## Brief
Wherever the word "text" appears in a line, copy that line.

## Records shown
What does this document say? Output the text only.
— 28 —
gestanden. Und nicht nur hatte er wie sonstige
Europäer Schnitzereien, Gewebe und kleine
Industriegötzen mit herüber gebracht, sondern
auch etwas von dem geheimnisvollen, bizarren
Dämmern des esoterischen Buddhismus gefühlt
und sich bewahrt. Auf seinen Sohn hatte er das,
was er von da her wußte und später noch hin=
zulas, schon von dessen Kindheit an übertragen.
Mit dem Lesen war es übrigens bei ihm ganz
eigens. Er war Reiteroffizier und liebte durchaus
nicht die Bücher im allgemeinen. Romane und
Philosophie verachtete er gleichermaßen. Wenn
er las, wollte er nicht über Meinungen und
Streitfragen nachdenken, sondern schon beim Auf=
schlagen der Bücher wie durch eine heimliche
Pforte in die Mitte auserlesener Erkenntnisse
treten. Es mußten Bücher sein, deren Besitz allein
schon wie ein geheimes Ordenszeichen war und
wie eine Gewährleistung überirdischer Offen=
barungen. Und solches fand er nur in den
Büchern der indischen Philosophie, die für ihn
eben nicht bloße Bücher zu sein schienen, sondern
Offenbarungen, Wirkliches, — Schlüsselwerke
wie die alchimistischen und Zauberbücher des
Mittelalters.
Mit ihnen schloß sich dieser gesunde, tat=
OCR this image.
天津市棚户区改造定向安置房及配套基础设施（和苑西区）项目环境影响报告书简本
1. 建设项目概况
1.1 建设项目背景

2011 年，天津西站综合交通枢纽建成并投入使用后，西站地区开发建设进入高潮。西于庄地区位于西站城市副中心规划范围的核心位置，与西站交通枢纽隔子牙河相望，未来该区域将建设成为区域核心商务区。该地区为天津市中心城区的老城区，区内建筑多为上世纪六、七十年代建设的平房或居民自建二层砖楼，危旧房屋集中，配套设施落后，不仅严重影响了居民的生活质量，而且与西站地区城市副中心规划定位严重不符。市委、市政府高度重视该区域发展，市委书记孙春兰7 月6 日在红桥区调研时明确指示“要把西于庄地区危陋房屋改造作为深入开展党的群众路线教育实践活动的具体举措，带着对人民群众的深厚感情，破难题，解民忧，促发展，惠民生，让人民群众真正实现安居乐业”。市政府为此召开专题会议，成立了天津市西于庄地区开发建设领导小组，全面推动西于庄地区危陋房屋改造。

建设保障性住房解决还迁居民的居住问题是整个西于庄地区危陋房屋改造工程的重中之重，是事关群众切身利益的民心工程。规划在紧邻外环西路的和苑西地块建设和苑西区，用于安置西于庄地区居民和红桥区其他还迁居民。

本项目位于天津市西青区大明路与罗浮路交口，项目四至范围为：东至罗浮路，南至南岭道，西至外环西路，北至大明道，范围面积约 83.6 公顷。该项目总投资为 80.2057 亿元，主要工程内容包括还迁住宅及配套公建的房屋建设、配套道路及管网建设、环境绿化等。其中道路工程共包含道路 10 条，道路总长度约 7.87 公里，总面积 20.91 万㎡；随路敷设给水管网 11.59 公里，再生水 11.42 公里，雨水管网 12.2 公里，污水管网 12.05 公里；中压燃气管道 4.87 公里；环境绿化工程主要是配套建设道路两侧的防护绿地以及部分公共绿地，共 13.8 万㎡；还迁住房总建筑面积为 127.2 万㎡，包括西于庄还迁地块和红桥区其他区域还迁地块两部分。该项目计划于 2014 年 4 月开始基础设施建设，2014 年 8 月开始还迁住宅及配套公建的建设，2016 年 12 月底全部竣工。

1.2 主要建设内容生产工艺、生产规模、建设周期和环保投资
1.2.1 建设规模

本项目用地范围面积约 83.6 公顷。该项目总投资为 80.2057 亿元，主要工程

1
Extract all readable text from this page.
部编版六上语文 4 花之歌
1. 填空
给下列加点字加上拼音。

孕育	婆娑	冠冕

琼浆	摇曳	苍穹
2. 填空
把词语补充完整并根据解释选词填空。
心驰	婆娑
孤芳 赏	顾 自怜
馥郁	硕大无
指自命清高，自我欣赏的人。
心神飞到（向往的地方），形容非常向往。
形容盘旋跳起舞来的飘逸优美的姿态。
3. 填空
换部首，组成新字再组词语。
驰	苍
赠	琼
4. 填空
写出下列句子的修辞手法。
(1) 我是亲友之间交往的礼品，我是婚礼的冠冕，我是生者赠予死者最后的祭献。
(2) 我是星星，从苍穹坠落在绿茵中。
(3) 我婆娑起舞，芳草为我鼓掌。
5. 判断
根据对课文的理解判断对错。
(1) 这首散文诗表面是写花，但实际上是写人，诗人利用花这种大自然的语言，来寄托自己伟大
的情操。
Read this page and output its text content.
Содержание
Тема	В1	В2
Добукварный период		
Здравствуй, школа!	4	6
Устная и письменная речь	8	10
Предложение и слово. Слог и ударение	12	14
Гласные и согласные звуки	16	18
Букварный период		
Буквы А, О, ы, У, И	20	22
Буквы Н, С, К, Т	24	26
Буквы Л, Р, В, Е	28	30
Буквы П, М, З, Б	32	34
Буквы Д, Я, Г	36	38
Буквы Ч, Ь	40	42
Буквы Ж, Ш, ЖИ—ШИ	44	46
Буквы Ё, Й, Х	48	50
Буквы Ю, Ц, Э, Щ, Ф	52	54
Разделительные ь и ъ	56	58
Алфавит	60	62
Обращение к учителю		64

## Solution
What does this document say? Output the text only.
Extract all readable text from this page.
Read this page and output its text content.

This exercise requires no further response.